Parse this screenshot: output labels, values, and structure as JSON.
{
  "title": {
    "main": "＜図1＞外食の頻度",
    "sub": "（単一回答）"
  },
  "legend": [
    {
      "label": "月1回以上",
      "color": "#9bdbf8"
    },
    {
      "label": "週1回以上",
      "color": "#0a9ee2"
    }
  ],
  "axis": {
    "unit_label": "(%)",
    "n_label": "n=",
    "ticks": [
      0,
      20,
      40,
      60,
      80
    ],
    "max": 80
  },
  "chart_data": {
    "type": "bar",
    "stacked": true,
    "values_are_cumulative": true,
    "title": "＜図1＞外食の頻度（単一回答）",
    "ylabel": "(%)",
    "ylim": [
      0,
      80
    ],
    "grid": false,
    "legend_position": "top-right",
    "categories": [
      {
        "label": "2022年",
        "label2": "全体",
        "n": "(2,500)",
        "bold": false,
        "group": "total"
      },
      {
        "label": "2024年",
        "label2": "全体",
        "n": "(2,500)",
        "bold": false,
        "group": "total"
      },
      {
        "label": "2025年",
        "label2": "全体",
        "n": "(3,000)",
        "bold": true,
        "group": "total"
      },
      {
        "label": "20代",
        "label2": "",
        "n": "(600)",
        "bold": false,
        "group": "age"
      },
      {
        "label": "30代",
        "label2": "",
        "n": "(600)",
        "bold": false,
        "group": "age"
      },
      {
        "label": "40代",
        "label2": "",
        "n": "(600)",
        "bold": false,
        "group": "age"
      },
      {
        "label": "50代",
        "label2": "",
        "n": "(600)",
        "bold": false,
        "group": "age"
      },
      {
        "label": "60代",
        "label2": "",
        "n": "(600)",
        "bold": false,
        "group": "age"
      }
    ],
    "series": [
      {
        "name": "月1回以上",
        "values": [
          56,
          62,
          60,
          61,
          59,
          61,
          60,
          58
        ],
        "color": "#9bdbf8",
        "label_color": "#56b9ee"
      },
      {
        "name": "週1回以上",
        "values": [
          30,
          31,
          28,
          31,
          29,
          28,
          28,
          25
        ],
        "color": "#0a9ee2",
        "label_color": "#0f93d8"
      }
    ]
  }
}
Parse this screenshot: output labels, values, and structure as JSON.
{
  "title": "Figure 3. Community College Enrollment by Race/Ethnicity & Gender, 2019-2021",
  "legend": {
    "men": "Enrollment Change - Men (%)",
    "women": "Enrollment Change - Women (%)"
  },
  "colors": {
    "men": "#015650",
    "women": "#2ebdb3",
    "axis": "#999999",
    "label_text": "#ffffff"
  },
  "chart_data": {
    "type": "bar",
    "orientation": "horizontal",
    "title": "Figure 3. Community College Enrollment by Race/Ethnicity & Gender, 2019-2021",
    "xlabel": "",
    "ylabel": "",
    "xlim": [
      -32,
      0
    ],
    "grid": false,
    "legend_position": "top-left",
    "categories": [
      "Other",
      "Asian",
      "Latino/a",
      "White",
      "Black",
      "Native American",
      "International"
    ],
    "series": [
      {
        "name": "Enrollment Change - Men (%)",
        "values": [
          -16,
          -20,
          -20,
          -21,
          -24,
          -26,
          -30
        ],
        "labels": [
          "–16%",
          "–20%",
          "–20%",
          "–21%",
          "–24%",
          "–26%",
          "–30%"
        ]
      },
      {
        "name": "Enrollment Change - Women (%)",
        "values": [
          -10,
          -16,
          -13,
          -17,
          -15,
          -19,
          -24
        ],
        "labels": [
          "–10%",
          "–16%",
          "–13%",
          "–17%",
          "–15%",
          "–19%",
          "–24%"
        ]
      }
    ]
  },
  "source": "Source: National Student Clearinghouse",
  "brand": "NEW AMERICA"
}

----------------------------------------

What is being asked:
Check each line above for the string "true", then copy the ones that have it.

Final result:
    "stacked": true,
    "values_are_cumulative": true,
        "bold": true,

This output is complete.